Data for this task.
^^^^
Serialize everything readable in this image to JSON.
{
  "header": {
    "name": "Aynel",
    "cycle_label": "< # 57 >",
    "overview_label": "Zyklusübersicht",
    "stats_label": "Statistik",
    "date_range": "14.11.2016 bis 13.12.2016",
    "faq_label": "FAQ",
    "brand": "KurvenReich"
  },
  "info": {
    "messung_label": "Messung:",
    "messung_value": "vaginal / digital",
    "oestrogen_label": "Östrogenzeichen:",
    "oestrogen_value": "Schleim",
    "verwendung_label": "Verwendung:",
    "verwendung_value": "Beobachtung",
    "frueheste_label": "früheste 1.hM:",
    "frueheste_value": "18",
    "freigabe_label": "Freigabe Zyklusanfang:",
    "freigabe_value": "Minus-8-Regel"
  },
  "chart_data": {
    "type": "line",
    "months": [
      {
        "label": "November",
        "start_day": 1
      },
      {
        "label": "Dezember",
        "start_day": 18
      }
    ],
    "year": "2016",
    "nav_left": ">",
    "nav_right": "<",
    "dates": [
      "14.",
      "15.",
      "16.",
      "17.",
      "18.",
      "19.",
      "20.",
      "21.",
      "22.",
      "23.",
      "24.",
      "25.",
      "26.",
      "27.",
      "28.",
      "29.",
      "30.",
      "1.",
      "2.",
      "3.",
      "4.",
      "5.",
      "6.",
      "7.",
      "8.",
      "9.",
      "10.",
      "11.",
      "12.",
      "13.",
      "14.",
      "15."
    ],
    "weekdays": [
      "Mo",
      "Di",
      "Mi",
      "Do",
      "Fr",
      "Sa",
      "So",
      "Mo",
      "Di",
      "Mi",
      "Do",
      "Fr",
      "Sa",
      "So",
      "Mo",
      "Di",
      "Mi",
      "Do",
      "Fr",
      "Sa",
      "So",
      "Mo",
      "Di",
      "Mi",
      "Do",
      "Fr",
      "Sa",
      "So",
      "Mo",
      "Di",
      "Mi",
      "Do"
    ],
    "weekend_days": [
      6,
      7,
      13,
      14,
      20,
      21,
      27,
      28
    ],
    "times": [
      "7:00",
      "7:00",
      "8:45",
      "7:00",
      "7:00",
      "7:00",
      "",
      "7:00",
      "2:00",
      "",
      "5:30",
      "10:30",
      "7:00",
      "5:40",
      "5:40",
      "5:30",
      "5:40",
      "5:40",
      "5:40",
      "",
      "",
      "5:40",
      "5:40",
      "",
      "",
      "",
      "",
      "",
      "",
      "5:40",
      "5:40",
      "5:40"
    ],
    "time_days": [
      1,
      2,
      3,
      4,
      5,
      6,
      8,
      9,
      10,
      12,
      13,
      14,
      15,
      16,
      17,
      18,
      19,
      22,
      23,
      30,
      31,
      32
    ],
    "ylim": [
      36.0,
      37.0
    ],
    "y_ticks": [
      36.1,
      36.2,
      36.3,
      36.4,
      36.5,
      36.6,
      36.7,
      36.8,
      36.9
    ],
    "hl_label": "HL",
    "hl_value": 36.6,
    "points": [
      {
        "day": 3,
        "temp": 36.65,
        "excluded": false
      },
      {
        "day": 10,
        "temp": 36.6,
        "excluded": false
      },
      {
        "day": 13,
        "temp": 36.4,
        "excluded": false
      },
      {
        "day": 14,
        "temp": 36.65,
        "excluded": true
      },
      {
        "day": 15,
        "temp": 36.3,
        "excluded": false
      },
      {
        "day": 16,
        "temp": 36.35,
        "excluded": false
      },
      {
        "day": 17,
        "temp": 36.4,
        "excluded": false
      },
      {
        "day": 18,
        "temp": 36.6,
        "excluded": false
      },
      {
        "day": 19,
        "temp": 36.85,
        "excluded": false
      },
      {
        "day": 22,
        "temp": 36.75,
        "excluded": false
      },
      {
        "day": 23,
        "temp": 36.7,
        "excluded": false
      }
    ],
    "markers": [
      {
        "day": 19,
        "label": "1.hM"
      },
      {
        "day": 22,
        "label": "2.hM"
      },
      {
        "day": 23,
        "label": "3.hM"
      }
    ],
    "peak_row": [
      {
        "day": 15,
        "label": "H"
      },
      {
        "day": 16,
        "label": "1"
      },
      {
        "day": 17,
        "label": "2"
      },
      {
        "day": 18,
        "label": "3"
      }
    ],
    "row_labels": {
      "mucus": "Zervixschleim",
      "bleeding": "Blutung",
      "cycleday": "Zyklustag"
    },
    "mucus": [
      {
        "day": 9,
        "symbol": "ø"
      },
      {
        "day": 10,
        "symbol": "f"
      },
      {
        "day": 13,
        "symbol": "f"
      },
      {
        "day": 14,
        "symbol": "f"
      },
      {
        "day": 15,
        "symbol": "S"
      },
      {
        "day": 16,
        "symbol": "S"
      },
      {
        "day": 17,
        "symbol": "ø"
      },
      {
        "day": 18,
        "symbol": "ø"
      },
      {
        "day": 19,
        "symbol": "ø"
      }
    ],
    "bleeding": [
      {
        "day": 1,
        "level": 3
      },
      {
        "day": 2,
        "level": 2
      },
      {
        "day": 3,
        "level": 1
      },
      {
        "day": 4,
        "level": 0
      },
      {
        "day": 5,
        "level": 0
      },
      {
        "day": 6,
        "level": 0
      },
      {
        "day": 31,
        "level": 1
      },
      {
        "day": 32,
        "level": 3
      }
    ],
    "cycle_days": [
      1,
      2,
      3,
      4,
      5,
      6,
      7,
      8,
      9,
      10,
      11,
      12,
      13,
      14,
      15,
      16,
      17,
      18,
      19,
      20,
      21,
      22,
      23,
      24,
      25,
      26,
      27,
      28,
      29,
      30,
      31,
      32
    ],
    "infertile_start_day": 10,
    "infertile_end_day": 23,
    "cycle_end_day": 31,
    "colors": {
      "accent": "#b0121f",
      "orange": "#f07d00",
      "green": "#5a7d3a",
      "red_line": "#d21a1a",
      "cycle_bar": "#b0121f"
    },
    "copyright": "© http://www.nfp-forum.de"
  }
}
^^^^
What this task involves.
Provide the number of lines containing the string "temp", with no other output.

The completed task.
11